▸ RECORD LIST
######
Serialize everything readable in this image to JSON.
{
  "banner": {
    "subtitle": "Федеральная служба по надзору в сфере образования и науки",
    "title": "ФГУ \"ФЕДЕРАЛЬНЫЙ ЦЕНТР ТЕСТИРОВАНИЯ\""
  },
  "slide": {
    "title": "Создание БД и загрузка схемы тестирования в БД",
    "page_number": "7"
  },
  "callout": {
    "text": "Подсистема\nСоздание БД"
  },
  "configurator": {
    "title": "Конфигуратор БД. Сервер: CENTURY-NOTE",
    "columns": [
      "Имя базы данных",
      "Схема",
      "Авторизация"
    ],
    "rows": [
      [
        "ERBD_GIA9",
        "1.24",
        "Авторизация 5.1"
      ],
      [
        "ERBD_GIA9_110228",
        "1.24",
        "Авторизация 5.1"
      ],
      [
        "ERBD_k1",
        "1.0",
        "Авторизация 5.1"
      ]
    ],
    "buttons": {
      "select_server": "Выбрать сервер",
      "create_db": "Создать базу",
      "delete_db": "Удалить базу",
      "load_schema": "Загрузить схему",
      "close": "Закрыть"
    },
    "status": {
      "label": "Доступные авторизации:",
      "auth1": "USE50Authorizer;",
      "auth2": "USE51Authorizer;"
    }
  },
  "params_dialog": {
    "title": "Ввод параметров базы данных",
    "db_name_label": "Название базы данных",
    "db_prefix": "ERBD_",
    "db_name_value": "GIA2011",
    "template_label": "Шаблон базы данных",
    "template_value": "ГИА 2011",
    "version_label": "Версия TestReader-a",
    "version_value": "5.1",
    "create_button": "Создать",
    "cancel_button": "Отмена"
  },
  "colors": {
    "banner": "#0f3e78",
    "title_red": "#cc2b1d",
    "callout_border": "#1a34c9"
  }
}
######
▸ WHAT YOU SHOULD DO
Find all lines with "Создать" in them and copy each one.

▸ WORKED ANSWER
      "create_db": "Создать базу",
    "create_button": "Создать",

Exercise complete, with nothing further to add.